> _Task directions_:
Please turn every line of the data below into a numbered list, skipping blank lines and leaving out the pictures.

> _Given information_:
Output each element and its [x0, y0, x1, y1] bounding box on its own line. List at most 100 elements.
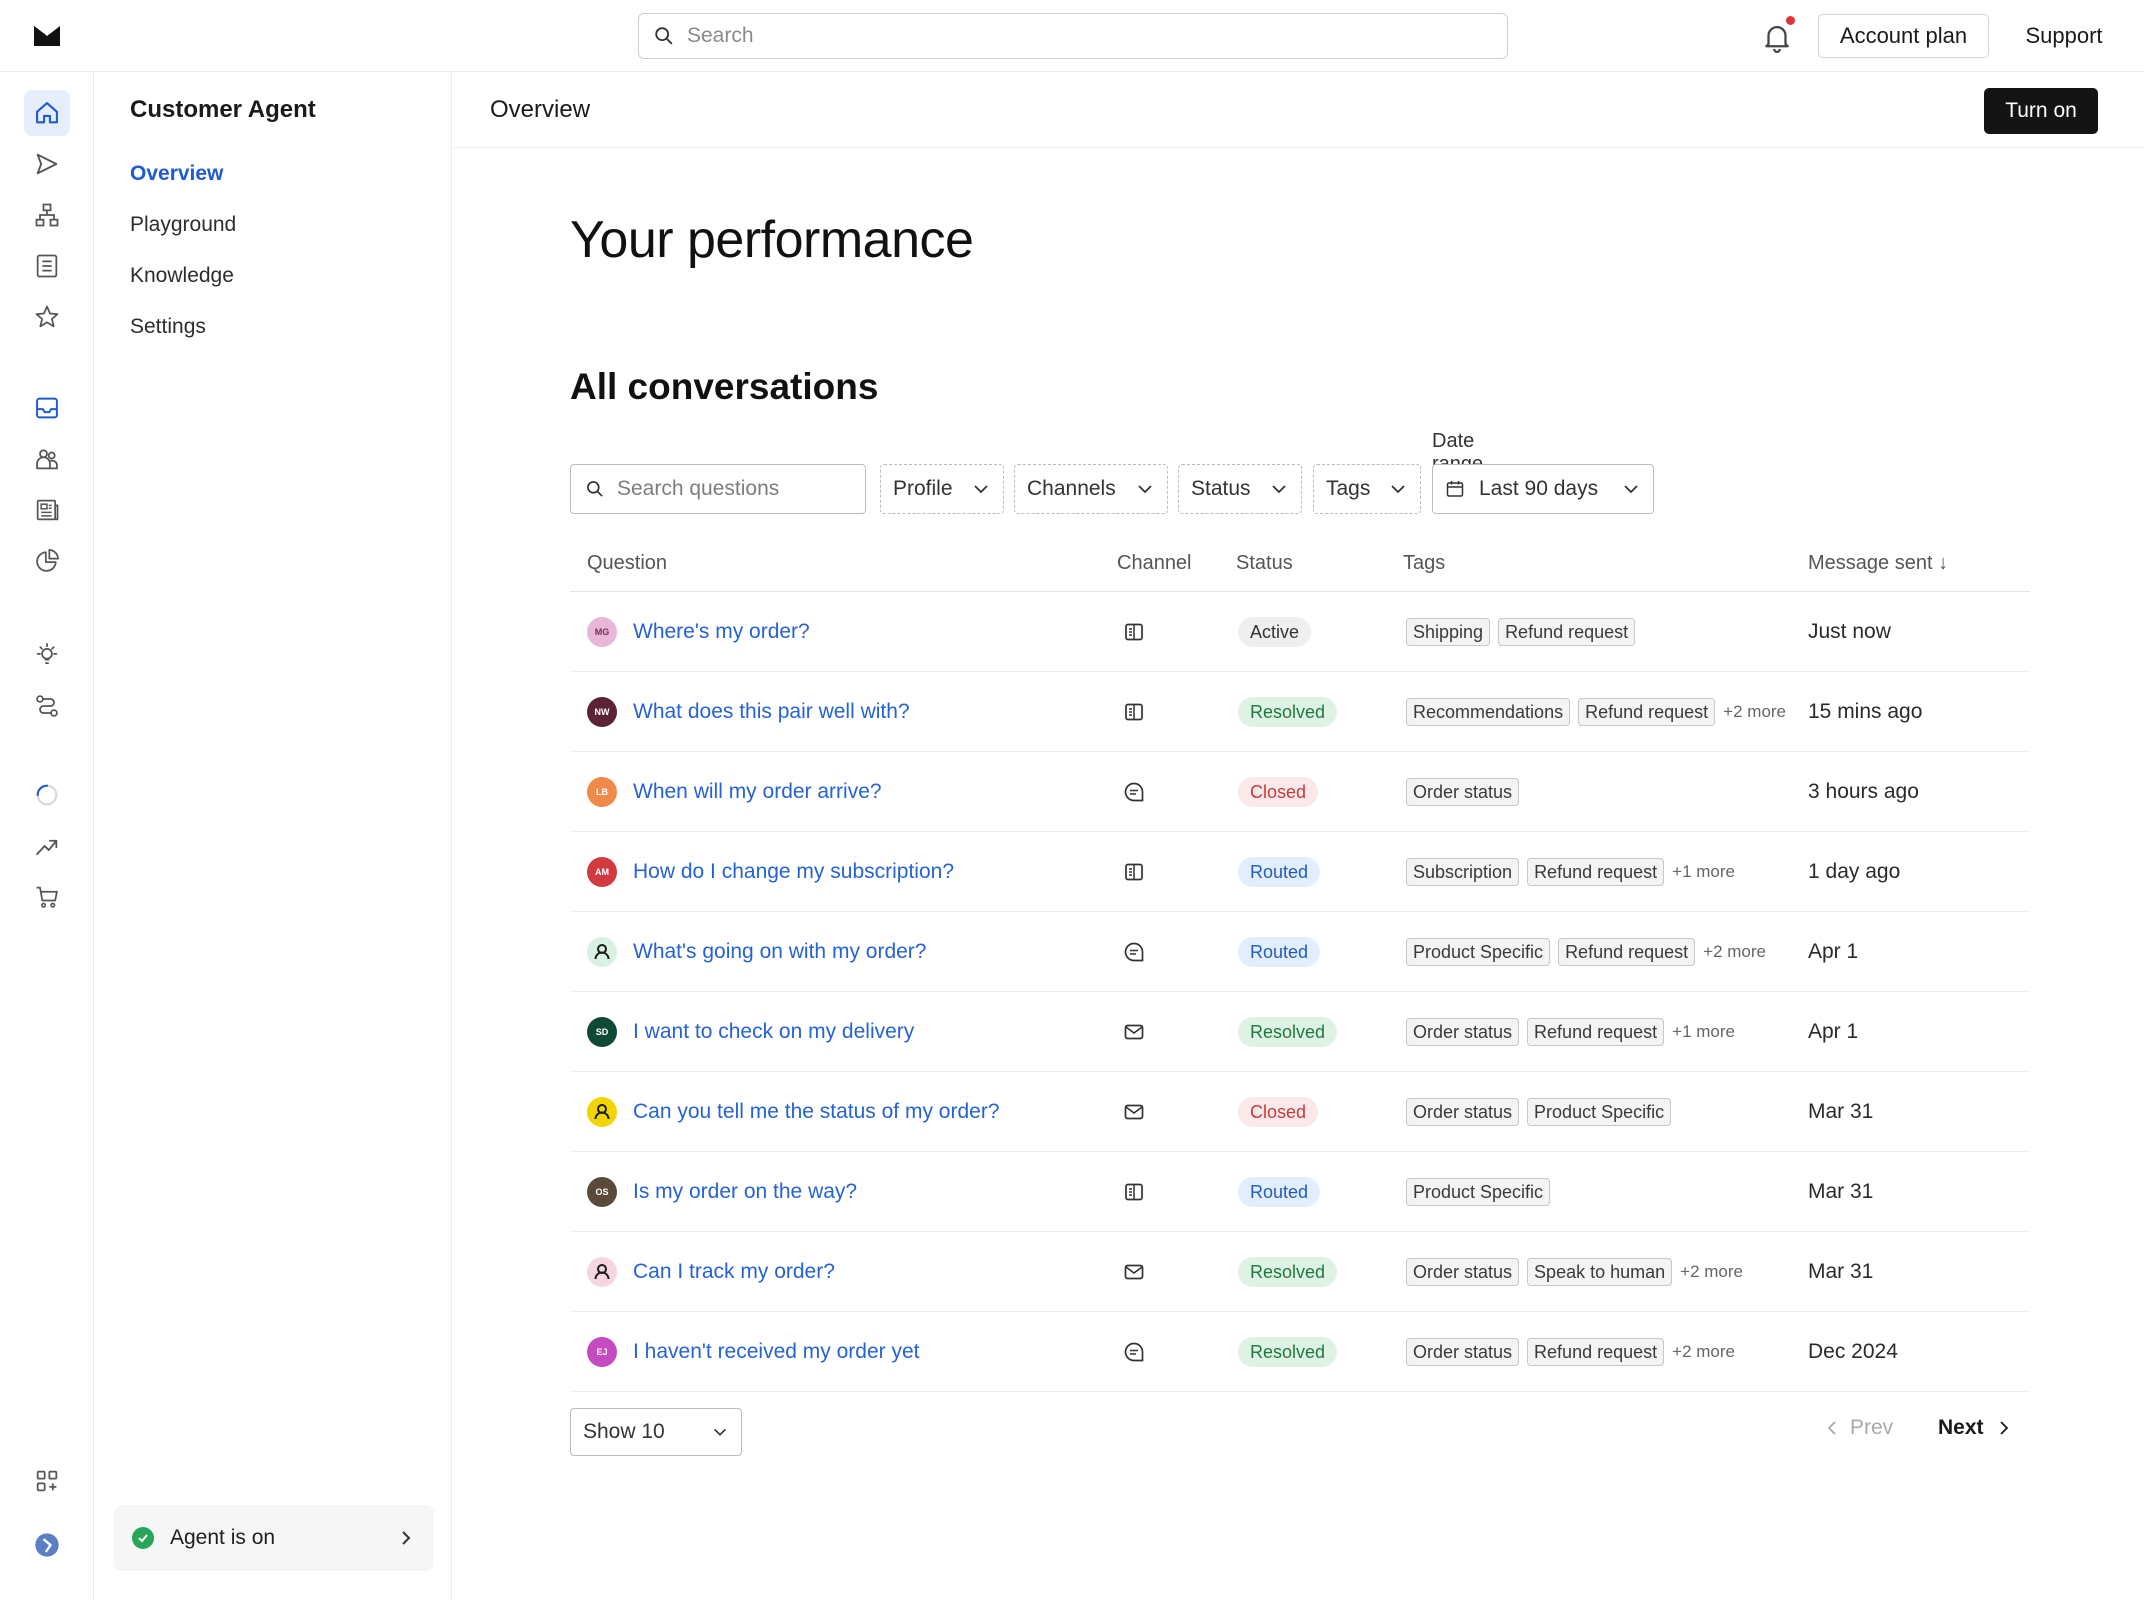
star-icon[interactable] — [24, 294, 70, 340]
question-link[interactable]: Where's my order? — [633, 620, 810, 643]
calendar-icon — [1446, 481, 1464, 497]
prev-page-button[interactable]: Prev — [1822, 1416, 1893, 1440]
message-sent-time: 15 mins ago — [1808, 700, 1923, 723]
question-link[interactable]: Is my order on the way? — [633, 1180, 858, 1203]
table-row[interactable]: AM How do I change my subscription? Rout… — [570, 832, 2030, 912]
status-filter[interactable]: Status — [1178, 464, 1302, 514]
newspaper-icon[interactable] — [24, 487, 70, 533]
global-search[interactable] — [638, 13, 1508, 59]
page-size-select[interactable]: Show 10 — [570, 1408, 742, 1456]
question-search[interactable] — [570, 464, 866, 514]
loading-circle-icon[interactable] — [24, 772, 70, 818]
turn-on-button[interactable]: Turn on — [1984, 88, 2098, 134]
more-tags-link[interactable]: +2 more — [1703, 942, 1766, 961]
question-link[interactable]: When will my order arrive? — [633, 780, 882, 803]
question-link[interactable]: I want to check on my delivery — [633, 1020, 915, 1043]
more-tags-link[interactable]: +1 more — [1672, 862, 1735, 881]
tag: Refund request — [1498, 618, 1636, 646]
question-link[interactable]: What's going on with my order? — [633, 940, 927, 963]
global-search-input[interactable] — [687, 24, 1447, 48]
table-row[interactable]: Can you tell me the status of my order? … — [570, 1072, 2030, 1152]
table-row[interactable]: LB When will my order arrive? Closed Ord… — [570, 752, 2030, 832]
conversations-heading: All conversations — [570, 366, 879, 407]
support-button[interactable]: Support — [2004, 14, 2124, 58]
send-icon[interactable] — [24, 141, 70, 187]
chevron-down-icon — [1138, 485, 1152, 494]
question-link[interactable]: Can you tell me the status of my order? — [633, 1100, 1000, 1123]
column-message-sent[interactable]: Message sent ↓ — [1808, 552, 1949, 574]
avatar-icon[interactable] — [24, 1522, 70, 1568]
table-row[interactable]: OS Is my order on the way? Routed Produc… — [570, 1152, 2030, 1232]
status-badge: Resolved — [1238, 697, 1338, 727]
apps-icon[interactable] — [24, 1458, 70, 1504]
sent-cell: 15 mins ago — [1808, 672, 1922, 752]
table-row[interactable]: SD I want to check on my delivery Resolv… — [570, 992, 2030, 1072]
column-question[interactable]: Question — [587, 552, 668, 574]
conversations-table: Question Channel Status Tags Message sen… — [570, 536, 2030, 1392]
cart-icon[interactable] — [24, 874, 70, 920]
table-row[interactable]: EJ I haven't received my order yet Resol… — [570, 1312, 2030, 1392]
document-list-icon[interactable] — [24, 243, 70, 289]
tags-cell: Order status Refund request +2 more — [1406, 1312, 1808, 1392]
question-link[interactable]: What does this pair well with? — [633, 700, 910, 723]
search-icon — [655, 27, 673, 45]
column-channel[interactable]: Channel — [1117, 552, 1192, 574]
more-tags-link[interactable]: +1 more — [1672, 1022, 1735, 1041]
more-tags-link[interactable]: +2 more — [1672, 1342, 1735, 1361]
table-body: MG Where's my order? Active Shipping Refu… — [570, 592, 2030, 1392]
date-range-picker[interactable]: Last 90 days — [1432, 464, 1654, 514]
profile-filter-label: Profile — [893, 477, 953, 500]
question-cell: SD I want to check on my delivery — [587, 992, 914, 1072]
table-row[interactable]: NW What does this pair well with? Resolv… — [570, 672, 2030, 752]
home-icon[interactable] — [24, 90, 70, 136]
pie-chart-icon[interactable] — [24, 538, 70, 584]
flow-icon[interactable] — [24, 683, 70, 729]
tag: Product Specific — [1406, 1178, 1551, 1206]
question-link[interactable]: How do I change my subscription? — [633, 860, 954, 883]
tag: Order status — [1406, 1098, 1520, 1126]
column-tags[interactable]: Tags — [1403, 552, 1446, 574]
nav-item-knowledge[interactable]: Knowledge — [130, 264, 234, 287]
nav-item-playground[interactable]: Playground — [130, 213, 237, 236]
lightbulb-icon[interactable] — [24, 632, 70, 678]
agent-status-panel[interactable]: Agent is on — [114, 1505, 434, 1571]
inbox-icon[interactable] — [24, 385, 70, 431]
chevron-down-icon — [1624, 485, 1638, 494]
tags-filter-label: Tags — [1326, 477, 1371, 500]
status-cell: Closed — [1238, 1072, 1319, 1152]
status-cell: Resolved — [1238, 1232, 1338, 1312]
notification-bell-icon[interactable] — [1760, 20, 1794, 54]
more-tags-link[interactable]: +2 more — [1680, 1262, 1743, 1281]
status-badge: Resolved — [1238, 1337, 1338, 1367]
message-bubble-icon — [1122, 752, 1146, 832]
trend-up-icon[interactable] — [24, 823, 70, 869]
account-plan-button[interactable]: Account plan — [1818, 14, 1989, 58]
more-tags-link[interactable]: +2 more — [1723, 702, 1787, 721]
people-icon[interactable] — [24, 436, 70, 482]
table-row[interactable]: Can I track my order? Resolved Order sta… — [570, 1232, 2030, 1312]
avatar: EJ — [587, 1337, 617, 1367]
question-cell: EJ I haven't received my order yet — [587, 1312, 919, 1392]
nav-item-overview[interactable]: Overview — [130, 162, 224, 185]
table-row[interactable]: MG Where's my order? Active Shipping Refu… — [570, 592, 2030, 672]
tag: Order status — [1406, 778, 1520, 806]
question-search-input[interactable] — [617, 477, 857, 501]
column-status[interactable]: Status — [1236, 552, 1293, 574]
tag: Speak to human — [1527, 1258, 1673, 1286]
sent-cell: 3 hours ago — [1808, 752, 1919, 832]
org-chart-icon[interactable] — [24, 192, 70, 238]
channels-filter[interactable]: Channels — [1014, 464, 1168, 514]
question-link[interactable]: Can I track my order? — [633, 1260, 835, 1283]
nav-item-settings[interactable]: Settings — [130, 315, 206, 338]
table-row[interactable]: What's going on with my order? Routed Pr… — [570, 912, 2030, 992]
chevron-down-icon — [714, 1428, 726, 1436]
profile-filter[interactable]: Profile — [880, 464, 1004, 514]
tag: Order status — [1406, 1258, 1520, 1286]
logo-icon[interactable] — [34, 26, 60, 46]
tags-cell: Subscription Refund request +1 more — [1406, 832, 1808, 912]
question-link[interactable]: I haven't received my order yet — [633, 1340, 920, 1363]
next-page-button[interactable]: Next — [1938, 1416, 2014, 1440]
tags-filter[interactable]: Tags — [1313, 464, 1421, 514]
prev-label: Prev — [1850, 1416, 1894, 1439]
channels-filter-label: Channels — [1027, 477, 1116, 500]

> _Answer to the task_:
1. Output each element and its [x0, y0, x1, y1] bounding box on its own line. List at most 100 elements.
2. star-icon[interactable] — [24, 294, 70, 340]
3. question-link[interactable]: Where's my order? — [633, 620, 810, 643]
4. calendar-icon — [1446, 481, 1464, 497]
5. prev-page-button[interactable]: Prev — [1822, 1416, 1893, 1440]
6. message-sent-time: 15 mins ago — [1808, 700, 1923, 723]
7. question-link[interactable]: Is my order on the way? — [633, 1180, 858, 1203]
8. table-row[interactable]: AM How do I change my subscription? Rout… — [570, 832, 2030, 912]
9. status-filter[interactable]: Status — [1178, 464, 1302, 514]
10. newspaper-icon[interactable] — [24, 487, 70, 533]
11. global-search[interactable] — [638, 13, 1508, 59]
12. page-size-select[interactable]: Show 10 — [570, 1408, 742, 1456]
13. question-search[interactable] — [570, 464, 866, 514]
14. loading-circle-icon[interactable] — [24, 772, 70, 818]
15. turn-on-button[interactable]: Turn on — [1984, 88, 2098, 134]
16. more-tags-link[interactable]: +2 more — [1703, 942, 1766, 961]
17. question-link[interactable]: When will my order arrive? — [633, 780, 882, 803]
18. question-link[interactable]: I want to check on my delivery — [633, 1020, 915, 1043]
19. more-tags-link[interactable]: +1 more — [1672, 862, 1735, 881]
20. tag: Refund request — [1498, 618, 1636, 646]
21. question-link[interactable]: What's going on with my order? — [633, 940, 927, 963]
22. global-search-input[interactable] — [687, 24, 1447, 48]
23. table-row[interactable]: Can you tell me the status of my order? … — [570, 1072, 2030, 1152]
24. table-row[interactable]: LB When will my order arrive? Closed Ord… — [570, 752, 2030, 832]
25. conversations-heading: All conversations — [570, 366, 879, 407]
26. support-button[interactable]: Support — [2004, 14, 2124, 58]
27. send-icon[interactable] — [24, 141, 70, 187]
28. chevron-down-icon — [1138, 485, 1152, 494]
29. question-link[interactable]: Can you tell me the status of my order? — [633, 1100, 1000, 1123]
30. column-message-sent[interactable]: Message sent ↓ — [1808, 552, 1949, 574]
31. avatar-icon[interactable] — [24, 1522, 70, 1568]
32. table-row[interactable]: OS Is my order on the way? Routed Produc… — [570, 1152, 2030, 1232]
33. status-badge: Resolved — [1238, 697, 1338, 727]
34. apps-icon[interactable] — [24, 1458, 70, 1504]
35. sent-cell: 15 mins ago — [1808, 672, 1922, 752]
36. table-row[interactable]: SD I want to check on my delivery Resolv… — [570, 992, 2030, 1072]
37. column-question[interactable]: Question — [587, 552, 668, 574]
38. conversations-table: Question Channel Status Tags Message sen… — [570, 536, 2030, 1392]
39. cart-icon[interactable] — [24, 874, 70, 920]
40. table-row[interactable]: EJ I haven't received my order yet Resol… — [570, 1312, 2030, 1392]
41. document-list-icon[interactable] — [24, 243, 70, 289]
42. tags-cell: Order status Refund request +2 more — [1406, 1312, 1808, 1392]
43. question-link[interactable]: What does this pair well with? — [633, 700, 910, 723]
44. search-icon — [655, 27, 673, 45]
45. column-channel[interactable]: Channel — [1117, 552, 1192, 574]
46. more-tags-link[interactable]: +1 more — [1672, 1022, 1735, 1041]
47. more-tags-link[interactable]: +2 more — [1672, 1342, 1735, 1361]
48. table-body: MG Where's my order? Active Shipping Refu… — [570, 592, 2030, 1392]
49. date-range-picker[interactable]: Last 90 days — [1432, 464, 1654, 514]
50. profile-filter-label: Profile — [893, 477, 953, 500]
51. question-cell: SD I want to check on my delivery — [587, 992, 914, 1072]
52. table-row[interactable]: NW What does this pair well with? Resolv… — [570, 672, 2030, 752]
53. home-icon[interactable] — [24, 90, 70, 136]
54. pie-chart-icon[interactable] — [24, 538, 70, 584]
55. flow-icon[interactable] — [24, 683, 70, 729]
56. tag: Product Specific — [1406, 1178, 1551, 1206]
57. question-link[interactable]: How do I change my subscription? — [633, 860, 954, 883]
58. tag: Order status — [1406, 1098, 1520, 1126]
59. column-tags[interactable]: Tags — [1403, 552, 1446, 574]
60. nav-item-knowledge[interactable]: Knowledge — [130, 264, 234, 287]
61. nav-item-playground[interactable]: Playground — [130, 213, 237, 236]
62. lightbulb-icon[interactable] — [24, 632, 70, 678]
63. agent-status-panel[interactable]: Agent is on — [114, 1505, 434, 1571]
64. inbox-icon[interactable] — [24, 385, 70, 431]
65. chevron-down-icon — [1624, 485, 1638, 494]
66. tags-filter-label: Tags — [1326, 477, 1371, 500]
67. status-cell: Closed — [1238, 1072, 1319, 1152]
68. status-cell: Resolved — [1238, 1232, 1338, 1312]
69. notification-bell-icon[interactable] — [1760, 20, 1794, 54]
70. more-tags-link[interactable]: +2 more — [1680, 1262, 1743, 1281]
71. status-badge: Resolved — [1238, 1337, 1338, 1367]
72. message-bubble-icon — [1122, 752, 1146, 832]
73. trend-up-icon[interactable] — [24, 823, 70, 869]
74. account-plan-button[interactable]: Account plan — [1818, 14, 1989, 58]
75. more-tags-link[interactable]: +2 more — [1723, 702, 1787, 721]
76. people-icon[interactable] — [24, 436, 70, 482]
77. table-row[interactable]: Can I track my order? Resolved Order sta… — [570, 1232, 2030, 1312]
78. avatar: EJ — [587, 1337, 617, 1367]
79. question-cell: EJ I haven't received my order yet — [587, 1312, 919, 1392]
80. nav-item-overview[interactable]: Overview — [130, 162, 224, 185]
81. table-row[interactable]: MG Where's my order? Active Shipping Refu… — [570, 592, 2030, 672]
82. tag: Order status — [1406, 778, 1520, 806]
83. question-search-input[interactable] — [617, 477, 857, 501]
84. column-status[interactable]: Status — [1236, 552, 1293, 574]
85. tag: Speak to human — [1527, 1258, 1673, 1286]
86. sent-cell: 3 hours ago — [1808, 752, 1919, 832]
87. org-chart-icon[interactable] — [24, 192, 70, 238]
88. channels-filter[interactable]: Channels — [1014, 464, 1168, 514]
89. question-link[interactable]: Can I track my order? — [633, 1260, 835, 1283]
90. nav-item-settings[interactable]: Settings — [130, 315, 206, 338]
91. table-row[interactable]: What's going on with my order? Routed Pr… — [570, 912, 2030, 992]
92. chevron-down-icon — [714, 1428, 726, 1436]
93. profile-filter[interactable]: Profile — [880, 464, 1004, 514]
94. tag: Order status — [1406, 1258, 1520, 1286]
95. logo-icon[interactable] — [34, 26, 60, 46]
96. tags-cell: Subscription Refund request +1 more — [1406, 832, 1808, 912]
97. question-link[interactable]: I haven't received my order yet — [633, 1340, 920, 1363]
98. next-page-button[interactable]: Next — [1938, 1416, 2014, 1440]
99. tags-filter[interactable]: Tags — [1313, 464, 1421, 514]
100. prev-label: Prev — [1850, 1416, 1894, 1439]
101. channels-filter-label: Channels — [1027, 477, 1116, 500]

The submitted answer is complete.